Exercise task. From the entries below, copy every line holding the word "оборудования".
____________
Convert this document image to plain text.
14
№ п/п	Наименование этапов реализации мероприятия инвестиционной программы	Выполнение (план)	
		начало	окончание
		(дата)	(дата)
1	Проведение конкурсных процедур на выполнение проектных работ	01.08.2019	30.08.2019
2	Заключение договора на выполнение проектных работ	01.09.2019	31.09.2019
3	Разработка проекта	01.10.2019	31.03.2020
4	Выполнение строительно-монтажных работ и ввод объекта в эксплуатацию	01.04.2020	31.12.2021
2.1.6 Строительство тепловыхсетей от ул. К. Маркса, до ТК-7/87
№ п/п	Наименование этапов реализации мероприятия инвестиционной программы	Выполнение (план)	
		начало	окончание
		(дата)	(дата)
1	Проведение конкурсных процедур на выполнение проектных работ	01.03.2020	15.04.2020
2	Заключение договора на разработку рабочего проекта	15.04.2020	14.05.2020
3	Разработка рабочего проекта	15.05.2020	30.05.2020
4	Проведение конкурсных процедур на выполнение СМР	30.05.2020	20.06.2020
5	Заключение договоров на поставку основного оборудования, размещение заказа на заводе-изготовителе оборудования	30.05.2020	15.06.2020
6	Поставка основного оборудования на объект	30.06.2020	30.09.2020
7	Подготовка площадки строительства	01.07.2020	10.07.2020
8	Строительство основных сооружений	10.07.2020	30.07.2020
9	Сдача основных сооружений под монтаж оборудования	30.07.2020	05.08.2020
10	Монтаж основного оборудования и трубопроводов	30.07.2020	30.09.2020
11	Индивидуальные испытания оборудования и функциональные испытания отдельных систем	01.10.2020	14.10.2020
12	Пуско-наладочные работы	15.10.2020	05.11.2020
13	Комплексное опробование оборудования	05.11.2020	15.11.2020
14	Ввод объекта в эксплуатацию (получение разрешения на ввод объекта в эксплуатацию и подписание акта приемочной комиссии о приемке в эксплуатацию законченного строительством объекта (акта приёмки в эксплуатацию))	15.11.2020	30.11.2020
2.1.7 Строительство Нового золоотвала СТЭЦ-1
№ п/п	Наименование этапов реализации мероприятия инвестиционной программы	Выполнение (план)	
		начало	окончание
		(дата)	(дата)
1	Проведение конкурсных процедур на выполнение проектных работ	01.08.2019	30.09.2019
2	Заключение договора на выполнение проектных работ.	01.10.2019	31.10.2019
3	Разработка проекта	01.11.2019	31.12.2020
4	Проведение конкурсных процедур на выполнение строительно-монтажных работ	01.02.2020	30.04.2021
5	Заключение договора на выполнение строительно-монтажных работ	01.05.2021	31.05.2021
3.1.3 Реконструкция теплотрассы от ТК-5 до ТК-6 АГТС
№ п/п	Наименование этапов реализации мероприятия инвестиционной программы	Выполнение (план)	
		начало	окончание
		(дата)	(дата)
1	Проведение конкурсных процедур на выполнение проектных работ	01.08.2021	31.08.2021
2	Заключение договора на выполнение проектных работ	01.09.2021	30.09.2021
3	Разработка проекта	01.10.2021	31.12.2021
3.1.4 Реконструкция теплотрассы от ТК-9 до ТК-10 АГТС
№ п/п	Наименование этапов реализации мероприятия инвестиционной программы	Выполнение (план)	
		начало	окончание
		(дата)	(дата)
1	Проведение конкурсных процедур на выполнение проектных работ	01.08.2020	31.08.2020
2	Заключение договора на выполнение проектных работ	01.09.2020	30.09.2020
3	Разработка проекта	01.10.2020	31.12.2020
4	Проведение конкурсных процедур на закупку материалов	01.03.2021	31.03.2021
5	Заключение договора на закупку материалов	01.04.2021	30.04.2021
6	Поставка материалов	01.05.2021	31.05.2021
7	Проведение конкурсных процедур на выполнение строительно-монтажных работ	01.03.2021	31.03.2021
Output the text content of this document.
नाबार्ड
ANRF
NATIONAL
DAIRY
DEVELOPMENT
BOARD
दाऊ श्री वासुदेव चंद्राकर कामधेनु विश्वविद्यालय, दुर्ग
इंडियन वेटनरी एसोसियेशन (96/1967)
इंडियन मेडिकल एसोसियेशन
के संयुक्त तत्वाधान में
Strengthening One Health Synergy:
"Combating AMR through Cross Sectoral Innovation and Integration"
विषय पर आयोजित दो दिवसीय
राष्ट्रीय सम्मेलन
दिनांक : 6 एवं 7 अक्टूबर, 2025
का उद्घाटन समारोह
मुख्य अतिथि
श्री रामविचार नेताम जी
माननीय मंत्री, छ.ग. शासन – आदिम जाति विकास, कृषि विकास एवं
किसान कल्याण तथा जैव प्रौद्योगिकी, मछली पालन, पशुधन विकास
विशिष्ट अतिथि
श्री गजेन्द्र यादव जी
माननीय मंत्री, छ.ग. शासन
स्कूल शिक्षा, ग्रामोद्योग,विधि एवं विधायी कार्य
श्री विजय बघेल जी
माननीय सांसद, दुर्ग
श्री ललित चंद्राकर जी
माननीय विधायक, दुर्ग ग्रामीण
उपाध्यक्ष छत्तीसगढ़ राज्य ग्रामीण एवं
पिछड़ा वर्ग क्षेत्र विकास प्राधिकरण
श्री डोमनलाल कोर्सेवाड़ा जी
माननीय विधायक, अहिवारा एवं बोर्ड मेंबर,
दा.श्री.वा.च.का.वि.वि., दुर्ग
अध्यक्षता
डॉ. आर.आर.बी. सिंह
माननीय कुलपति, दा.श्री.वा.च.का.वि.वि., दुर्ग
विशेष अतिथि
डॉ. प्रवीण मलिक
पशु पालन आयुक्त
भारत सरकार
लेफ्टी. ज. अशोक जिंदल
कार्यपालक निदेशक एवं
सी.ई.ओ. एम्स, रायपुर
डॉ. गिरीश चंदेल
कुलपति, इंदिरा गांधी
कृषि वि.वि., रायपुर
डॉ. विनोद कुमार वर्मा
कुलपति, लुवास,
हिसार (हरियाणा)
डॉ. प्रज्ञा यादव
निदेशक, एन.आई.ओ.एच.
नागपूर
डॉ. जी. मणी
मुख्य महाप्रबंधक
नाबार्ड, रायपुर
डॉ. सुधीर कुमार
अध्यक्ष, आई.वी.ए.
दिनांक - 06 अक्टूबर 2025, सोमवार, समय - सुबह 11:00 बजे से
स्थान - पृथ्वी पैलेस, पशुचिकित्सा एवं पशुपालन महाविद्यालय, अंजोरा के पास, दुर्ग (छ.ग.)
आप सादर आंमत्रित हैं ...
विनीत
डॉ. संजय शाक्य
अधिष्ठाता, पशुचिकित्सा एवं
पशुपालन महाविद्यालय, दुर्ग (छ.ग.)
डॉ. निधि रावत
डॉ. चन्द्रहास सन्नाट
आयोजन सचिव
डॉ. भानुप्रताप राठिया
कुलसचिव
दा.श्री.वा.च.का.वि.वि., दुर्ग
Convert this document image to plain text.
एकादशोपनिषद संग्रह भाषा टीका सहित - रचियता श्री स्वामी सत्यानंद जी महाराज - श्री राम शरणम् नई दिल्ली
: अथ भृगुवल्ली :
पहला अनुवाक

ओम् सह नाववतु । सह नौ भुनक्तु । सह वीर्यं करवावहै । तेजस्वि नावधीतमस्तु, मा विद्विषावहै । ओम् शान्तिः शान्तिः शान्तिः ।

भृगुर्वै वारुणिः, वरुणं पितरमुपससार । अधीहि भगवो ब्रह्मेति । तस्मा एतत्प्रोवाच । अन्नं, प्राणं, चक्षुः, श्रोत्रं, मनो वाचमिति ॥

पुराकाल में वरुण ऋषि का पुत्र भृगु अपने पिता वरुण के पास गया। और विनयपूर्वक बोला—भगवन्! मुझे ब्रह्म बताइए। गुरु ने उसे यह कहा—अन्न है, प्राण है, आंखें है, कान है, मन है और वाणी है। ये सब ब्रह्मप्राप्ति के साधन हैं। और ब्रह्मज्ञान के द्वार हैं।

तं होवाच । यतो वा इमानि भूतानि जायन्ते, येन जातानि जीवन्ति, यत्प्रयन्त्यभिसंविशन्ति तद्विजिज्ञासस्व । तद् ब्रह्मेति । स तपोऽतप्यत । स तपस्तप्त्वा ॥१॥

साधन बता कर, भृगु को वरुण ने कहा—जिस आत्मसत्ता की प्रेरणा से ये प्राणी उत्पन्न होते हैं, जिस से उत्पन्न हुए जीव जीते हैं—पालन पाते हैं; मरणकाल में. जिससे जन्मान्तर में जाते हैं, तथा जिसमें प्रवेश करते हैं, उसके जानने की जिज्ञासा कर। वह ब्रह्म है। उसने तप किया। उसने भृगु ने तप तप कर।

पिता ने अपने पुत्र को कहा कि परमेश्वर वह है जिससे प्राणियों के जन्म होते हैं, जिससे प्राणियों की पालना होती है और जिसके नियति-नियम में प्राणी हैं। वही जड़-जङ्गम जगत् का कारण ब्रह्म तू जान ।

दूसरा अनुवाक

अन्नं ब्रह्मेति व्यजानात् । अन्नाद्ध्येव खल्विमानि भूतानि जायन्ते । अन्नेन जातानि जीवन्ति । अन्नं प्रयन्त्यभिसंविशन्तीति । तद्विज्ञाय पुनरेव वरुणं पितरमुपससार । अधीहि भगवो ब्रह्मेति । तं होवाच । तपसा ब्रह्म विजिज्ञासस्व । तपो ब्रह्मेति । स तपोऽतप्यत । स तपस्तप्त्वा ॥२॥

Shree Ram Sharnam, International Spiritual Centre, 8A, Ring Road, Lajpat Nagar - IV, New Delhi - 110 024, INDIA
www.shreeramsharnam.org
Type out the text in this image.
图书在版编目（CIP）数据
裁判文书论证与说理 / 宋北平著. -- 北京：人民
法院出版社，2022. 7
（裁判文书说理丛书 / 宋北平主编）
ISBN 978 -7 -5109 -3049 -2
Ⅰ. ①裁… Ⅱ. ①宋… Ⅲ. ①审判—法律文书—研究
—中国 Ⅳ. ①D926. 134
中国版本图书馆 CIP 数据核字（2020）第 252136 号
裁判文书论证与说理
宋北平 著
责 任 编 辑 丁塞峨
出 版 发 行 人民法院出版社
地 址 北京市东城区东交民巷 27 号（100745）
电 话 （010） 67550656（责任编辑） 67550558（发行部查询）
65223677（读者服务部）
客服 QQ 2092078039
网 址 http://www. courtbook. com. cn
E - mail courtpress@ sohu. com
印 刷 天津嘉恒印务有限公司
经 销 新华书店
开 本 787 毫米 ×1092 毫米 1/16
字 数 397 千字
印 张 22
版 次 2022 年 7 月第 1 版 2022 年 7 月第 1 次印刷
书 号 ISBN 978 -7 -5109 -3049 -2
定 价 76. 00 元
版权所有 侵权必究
____________
Solution to this problem.
5	Заключение договоров на поставку основного оборудования, размещение заказа на заводе-изготовителе оборудования	30.05.2020	15.06.2020
6	Поставка основного оборудования на объект	30.06.2020	30.09.2020
9	Сдача основных сооружений под монтаж оборудования	30.07.2020	05.08.2020
10	Монтаж основного оборудования и трубопроводов	30.07.2020	30.09.2020
11	Индивидуальные испытания оборудования и функциональные испытания отдельных систем	01.10.2020	14.10.2020
13	Комплексное опробование оборудования	05.11.2020	15.11.2020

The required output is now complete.